Description of the task: Answer with a single number, the count of lines holding the word "name".

Provided records:
++++++++++

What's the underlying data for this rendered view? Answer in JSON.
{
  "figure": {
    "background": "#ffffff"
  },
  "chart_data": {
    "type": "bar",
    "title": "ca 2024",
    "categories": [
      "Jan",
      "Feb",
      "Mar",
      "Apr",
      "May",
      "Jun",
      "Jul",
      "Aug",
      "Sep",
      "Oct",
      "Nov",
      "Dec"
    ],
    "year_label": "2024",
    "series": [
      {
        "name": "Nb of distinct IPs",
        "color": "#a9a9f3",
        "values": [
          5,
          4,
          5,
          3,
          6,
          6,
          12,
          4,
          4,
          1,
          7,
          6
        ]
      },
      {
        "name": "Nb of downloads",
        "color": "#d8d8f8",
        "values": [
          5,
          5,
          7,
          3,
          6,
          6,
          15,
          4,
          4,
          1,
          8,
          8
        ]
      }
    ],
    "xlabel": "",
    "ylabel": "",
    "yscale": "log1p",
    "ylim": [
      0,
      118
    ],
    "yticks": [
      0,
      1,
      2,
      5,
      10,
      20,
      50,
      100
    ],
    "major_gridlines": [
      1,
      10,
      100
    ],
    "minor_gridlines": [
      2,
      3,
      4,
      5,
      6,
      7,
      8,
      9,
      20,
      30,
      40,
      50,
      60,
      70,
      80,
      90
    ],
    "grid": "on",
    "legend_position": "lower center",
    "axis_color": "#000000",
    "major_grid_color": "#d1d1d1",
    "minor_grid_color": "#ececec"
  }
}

++++++++++

Full solution: 2